── Listing

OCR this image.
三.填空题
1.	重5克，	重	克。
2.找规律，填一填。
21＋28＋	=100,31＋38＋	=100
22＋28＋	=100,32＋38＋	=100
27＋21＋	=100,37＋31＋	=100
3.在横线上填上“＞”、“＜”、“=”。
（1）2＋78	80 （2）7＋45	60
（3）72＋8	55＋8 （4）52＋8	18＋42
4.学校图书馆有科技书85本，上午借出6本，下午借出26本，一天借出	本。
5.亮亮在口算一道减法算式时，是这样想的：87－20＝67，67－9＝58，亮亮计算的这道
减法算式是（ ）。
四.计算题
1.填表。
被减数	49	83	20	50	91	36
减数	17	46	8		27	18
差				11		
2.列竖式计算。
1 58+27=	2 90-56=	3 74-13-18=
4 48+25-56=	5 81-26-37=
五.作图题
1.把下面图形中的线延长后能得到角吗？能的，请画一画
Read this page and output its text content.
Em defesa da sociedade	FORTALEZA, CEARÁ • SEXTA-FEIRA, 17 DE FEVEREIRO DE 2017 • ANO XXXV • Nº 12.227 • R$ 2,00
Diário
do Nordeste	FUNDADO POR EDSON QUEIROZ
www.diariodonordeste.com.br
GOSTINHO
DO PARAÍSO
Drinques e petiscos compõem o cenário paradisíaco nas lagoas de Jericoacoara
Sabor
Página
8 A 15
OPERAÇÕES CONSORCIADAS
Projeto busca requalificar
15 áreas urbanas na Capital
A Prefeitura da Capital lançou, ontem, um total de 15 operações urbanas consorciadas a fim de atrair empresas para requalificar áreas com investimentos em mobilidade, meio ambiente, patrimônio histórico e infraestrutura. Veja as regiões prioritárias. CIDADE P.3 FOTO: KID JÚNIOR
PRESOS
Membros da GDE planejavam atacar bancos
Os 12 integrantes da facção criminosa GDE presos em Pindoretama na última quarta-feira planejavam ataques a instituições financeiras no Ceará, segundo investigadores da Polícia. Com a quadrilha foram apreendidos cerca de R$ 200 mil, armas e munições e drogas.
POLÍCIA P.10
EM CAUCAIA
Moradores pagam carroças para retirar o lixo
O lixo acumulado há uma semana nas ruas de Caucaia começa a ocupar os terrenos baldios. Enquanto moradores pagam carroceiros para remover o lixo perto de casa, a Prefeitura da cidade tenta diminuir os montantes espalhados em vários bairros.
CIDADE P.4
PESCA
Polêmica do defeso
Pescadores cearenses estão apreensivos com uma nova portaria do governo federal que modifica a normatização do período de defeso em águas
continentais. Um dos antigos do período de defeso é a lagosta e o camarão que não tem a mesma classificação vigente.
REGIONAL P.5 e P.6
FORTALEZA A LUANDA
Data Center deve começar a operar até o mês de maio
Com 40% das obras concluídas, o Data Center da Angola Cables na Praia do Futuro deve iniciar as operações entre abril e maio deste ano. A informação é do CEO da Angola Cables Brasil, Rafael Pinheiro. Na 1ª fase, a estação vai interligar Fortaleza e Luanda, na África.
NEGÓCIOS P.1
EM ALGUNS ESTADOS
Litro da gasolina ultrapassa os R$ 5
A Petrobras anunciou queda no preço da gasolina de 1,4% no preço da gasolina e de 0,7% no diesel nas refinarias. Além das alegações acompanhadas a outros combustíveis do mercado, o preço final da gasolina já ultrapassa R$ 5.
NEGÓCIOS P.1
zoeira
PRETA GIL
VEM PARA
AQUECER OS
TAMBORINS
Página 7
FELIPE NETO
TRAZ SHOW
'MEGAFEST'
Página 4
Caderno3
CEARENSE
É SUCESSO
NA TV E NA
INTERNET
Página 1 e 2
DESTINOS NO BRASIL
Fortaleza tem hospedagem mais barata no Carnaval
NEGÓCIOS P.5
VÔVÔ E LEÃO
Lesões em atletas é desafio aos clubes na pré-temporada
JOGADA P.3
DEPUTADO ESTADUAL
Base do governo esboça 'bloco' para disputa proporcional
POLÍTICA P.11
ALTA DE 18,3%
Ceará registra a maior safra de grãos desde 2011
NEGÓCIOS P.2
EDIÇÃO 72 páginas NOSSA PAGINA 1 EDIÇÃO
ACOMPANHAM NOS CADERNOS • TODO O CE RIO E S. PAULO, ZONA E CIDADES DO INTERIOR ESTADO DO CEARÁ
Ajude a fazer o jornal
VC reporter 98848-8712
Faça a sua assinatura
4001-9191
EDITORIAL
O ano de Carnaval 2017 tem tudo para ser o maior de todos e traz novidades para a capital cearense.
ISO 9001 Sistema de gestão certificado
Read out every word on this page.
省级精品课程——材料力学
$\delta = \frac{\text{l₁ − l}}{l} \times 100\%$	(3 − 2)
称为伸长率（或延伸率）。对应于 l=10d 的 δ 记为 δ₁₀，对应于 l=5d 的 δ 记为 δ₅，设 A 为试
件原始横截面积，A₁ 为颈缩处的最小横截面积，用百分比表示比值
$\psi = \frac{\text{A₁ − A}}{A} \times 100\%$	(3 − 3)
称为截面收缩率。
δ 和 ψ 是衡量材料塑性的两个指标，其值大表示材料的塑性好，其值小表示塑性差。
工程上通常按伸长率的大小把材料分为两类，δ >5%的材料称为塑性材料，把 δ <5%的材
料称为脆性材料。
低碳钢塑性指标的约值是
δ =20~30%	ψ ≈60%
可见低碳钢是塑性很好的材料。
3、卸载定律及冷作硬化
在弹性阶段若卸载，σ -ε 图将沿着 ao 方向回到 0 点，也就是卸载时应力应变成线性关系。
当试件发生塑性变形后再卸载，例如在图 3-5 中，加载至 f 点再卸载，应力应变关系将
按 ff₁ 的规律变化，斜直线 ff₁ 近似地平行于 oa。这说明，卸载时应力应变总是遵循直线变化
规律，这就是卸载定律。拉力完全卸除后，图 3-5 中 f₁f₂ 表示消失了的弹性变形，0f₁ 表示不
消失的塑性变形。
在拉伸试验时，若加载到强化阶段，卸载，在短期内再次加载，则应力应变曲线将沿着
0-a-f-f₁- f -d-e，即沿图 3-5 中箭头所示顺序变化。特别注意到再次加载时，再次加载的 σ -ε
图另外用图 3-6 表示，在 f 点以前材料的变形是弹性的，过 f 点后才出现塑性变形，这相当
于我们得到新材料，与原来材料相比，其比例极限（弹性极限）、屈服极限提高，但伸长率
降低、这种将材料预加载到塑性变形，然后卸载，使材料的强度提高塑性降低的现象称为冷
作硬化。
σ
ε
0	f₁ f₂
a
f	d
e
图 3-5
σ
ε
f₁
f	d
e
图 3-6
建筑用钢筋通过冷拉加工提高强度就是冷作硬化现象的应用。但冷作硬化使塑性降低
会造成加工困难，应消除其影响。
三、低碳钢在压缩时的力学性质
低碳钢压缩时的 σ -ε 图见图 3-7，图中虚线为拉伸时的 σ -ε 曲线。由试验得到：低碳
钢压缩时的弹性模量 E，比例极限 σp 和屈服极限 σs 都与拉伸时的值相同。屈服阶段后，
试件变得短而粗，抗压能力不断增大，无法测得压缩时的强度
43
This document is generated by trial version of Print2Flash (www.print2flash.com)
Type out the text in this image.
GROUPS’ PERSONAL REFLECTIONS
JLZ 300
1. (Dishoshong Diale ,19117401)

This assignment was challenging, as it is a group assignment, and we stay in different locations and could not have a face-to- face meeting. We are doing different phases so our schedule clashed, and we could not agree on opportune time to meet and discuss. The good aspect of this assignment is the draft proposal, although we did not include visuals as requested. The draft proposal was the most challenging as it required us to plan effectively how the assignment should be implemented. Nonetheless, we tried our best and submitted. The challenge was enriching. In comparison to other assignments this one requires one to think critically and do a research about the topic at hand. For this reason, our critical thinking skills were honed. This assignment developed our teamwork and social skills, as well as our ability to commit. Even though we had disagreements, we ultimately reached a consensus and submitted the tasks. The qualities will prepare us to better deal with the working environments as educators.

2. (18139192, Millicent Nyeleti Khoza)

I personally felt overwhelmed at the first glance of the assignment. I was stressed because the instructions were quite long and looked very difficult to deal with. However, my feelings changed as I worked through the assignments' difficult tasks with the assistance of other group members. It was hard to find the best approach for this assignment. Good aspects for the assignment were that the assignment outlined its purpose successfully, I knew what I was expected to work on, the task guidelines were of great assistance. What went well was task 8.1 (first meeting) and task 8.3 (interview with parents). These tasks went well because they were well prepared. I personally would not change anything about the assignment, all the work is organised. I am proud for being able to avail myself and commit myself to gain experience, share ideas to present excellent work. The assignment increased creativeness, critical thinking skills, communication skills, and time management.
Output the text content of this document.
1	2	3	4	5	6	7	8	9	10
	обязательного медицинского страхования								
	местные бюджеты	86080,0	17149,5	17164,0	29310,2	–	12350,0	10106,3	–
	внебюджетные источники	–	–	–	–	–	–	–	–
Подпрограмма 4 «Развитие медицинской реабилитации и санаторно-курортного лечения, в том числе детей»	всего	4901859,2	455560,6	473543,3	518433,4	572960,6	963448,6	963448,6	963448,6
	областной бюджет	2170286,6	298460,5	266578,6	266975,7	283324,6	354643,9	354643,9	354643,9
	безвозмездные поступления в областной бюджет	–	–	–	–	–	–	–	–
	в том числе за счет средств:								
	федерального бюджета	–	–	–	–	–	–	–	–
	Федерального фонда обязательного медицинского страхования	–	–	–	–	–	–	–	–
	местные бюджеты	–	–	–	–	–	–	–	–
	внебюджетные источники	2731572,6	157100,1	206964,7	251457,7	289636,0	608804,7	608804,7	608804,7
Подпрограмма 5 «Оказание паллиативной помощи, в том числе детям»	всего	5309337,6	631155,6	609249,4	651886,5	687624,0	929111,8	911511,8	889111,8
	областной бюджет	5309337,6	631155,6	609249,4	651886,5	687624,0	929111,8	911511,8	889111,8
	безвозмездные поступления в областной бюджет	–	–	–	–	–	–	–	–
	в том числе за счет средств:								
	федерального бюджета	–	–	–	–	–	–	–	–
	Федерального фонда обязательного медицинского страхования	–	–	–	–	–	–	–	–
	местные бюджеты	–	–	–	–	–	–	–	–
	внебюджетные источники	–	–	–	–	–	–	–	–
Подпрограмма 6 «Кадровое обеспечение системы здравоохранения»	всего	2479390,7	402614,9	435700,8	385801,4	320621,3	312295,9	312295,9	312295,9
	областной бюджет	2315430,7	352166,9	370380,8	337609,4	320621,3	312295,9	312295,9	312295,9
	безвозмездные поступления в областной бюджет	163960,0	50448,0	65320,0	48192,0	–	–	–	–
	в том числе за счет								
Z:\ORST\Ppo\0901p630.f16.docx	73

────

▶ [Task statement]
Identify and extract each line of the listing that contains "NEGÓCIOS".

▶ [Finished exercise]
NEGÓCIOS P.1
NEGÓCIOS P.1
NEGÓCIOS P.5
NEGÓCIOS P.2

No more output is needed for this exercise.